--- START OF Stored rows ---

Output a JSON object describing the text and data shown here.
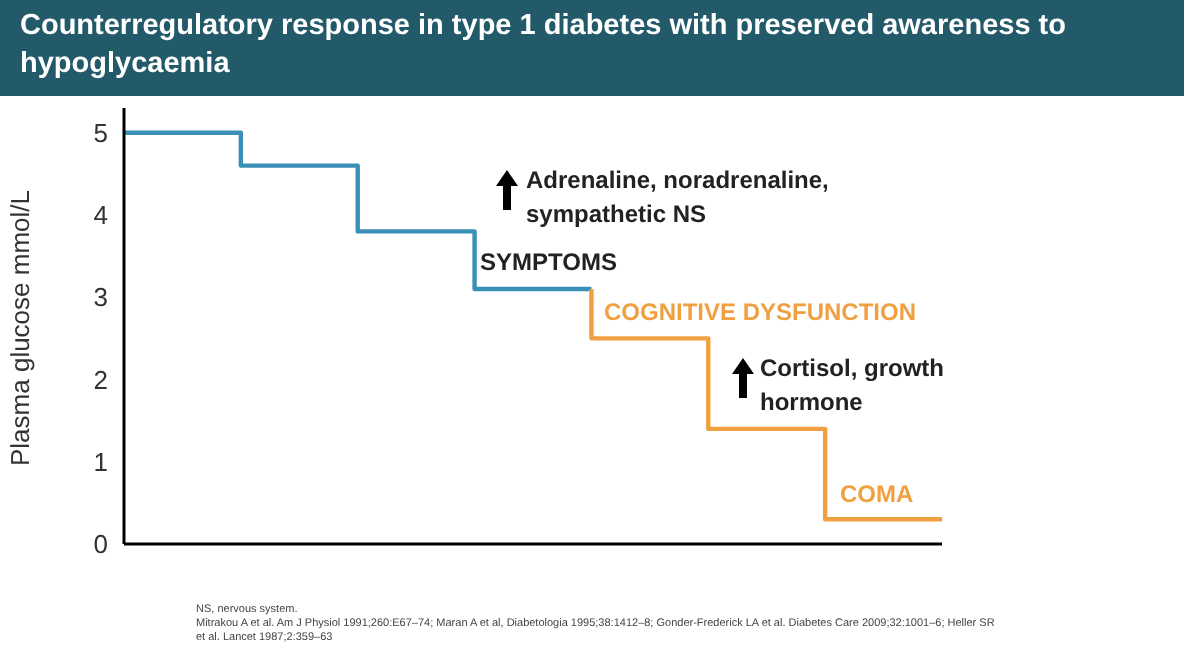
{
  "chart_data": {
    "type": "step",
    "title": "Counterregulatory response in type 1 diabetes with preserved awareness to hypoglycaemia",
    "ylabel": "Plasma glucose mmol/L",
    "categories": [
      null,
      null,
      null,
      null,
      null,
      null,
      null,
      null
    ],
    "series": [
      {
        "color": "#3a8fb7",
        "values": [
          5,
          5,
          4.6,
          3.8,
          3.1,
          null,
          null,
          null
        ]
      },
      {
        "color": "#f0a040",
        "values": [
          null,
          null,
          null,
          null,
          3.1,
          2.5,
          1.4,
          0.3
        ]
      }
    ],
    "ylim": [
      0,
      5.3
    ],
    "yticks": [
      0,
      1,
      2,
      3,
      4,
      5
    ],
    "grid": false,
    "legend": false,
    "tick_labels": "y",
    "marker": "none",
    "line_style": "solid",
    "annotations": [
      "Adrenaline, noradrenaline, sympathetic NS",
      "SYMPTOMS",
      "COGNITIVE DYSFUNCTION",
      "Cortisol, growth hormone",
      "COMA",
      "NS, nervous system.",
      "Mitrakou A et al. Am J Physiol 1991;260:E67–74; Maran A et al, Diabetologia 1995;38:1412–8; Gonder-Frederick LA et al. Diabetes Care 2009;32:1001–6; Heller SR et al. Lancet 1987;2:359–63"
    ]
  }
}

--- END OF Stored rows ---

Description of the task:
Quote the listing above in full, except for the pictures.

Expected output:
Output a JSON object describing the text and data shown here.
{
  "chart_data": {
    "type": "step",
    "title": "Counterregulatory response in type 1 diabetes with preserved awareness to hypoglycaemia",
    "ylabel": "Plasma glucose mmol/L",
    "categories": [
      null,
      null,
      null,
      null,
      null,
      null,
      null,
      null
    ],
    "series": [
      {
        "color": "#3a8fb7",
        "values": [
          5,
          5,
          4.6,
          3.8,
          3.1,
          null,
          null,
          null
        ]
      },
      {
        "color": "#f0a040",
        "values": [
          null,
          null,
          null,
          null,
          3.1,
          2.5,
          1.4,
          0.3
        ]
      }
    ],
    "ylim": [
      0,
      5.3
    ],
    "yticks": [
      0,
      1,
      2,
      3,
      4,
      5
    ],
    "grid": false,
    "legend": false,
    "tick_labels": "y",
    "marker": "none",
    "line_style": "solid",
    "annotations": [
      "Adrenaline, noradrenaline, sympathetic NS",
      "SYMPTOMS",
      "COGNITIVE DYSFUNCTION",
      "Cortisol, growth hormone",
      "COMA",
      "NS, nervous system.",
      "Mitrakou A et al. Am J Physiol 1991;260:E67–74; Maran A et al, Diabetologia 1995;38:1412–8; Gonder-Frederick LA et al. Diabetes Care 2009;32:1001–6; Heller SR et al. Lancet 1987;2:359–63"
    ]
  }
}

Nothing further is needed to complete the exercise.